Record set
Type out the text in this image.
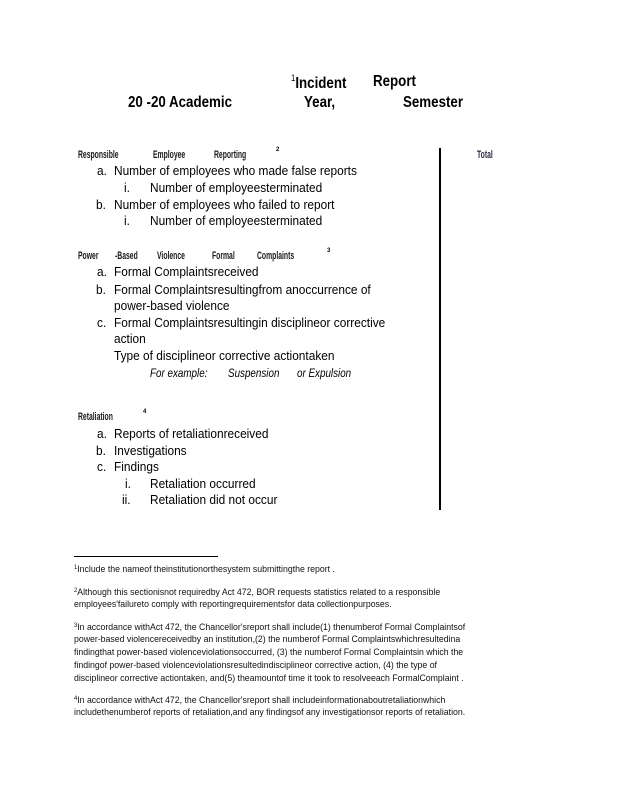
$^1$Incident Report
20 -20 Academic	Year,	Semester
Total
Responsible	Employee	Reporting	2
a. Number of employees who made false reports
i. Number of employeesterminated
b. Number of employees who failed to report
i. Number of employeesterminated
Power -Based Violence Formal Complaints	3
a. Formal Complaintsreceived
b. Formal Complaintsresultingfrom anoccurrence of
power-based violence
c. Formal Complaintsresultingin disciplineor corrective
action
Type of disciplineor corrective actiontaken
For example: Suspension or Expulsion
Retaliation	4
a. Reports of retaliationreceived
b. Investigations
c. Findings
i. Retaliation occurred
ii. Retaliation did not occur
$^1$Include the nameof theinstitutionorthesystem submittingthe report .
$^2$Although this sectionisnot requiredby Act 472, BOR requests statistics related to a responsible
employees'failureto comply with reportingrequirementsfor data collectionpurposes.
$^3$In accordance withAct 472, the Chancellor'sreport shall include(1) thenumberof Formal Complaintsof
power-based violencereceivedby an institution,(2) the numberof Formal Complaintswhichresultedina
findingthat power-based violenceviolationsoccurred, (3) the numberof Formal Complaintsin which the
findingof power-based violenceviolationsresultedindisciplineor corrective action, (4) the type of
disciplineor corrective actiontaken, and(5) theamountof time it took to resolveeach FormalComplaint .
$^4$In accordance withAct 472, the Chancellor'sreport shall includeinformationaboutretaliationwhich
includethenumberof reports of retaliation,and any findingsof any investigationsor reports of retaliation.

Instructions to follow
In the lines above, locate the string "sreport". Copy every line where it occurs.

Correct response
$^3$In accordance withAct 472, the Chancellor'sreport shall include(1) thenumberof Formal Complaintsof
$^4$In accordance withAct 472, the Chancellor'sreport shall includeinformationaboutretaliationwhich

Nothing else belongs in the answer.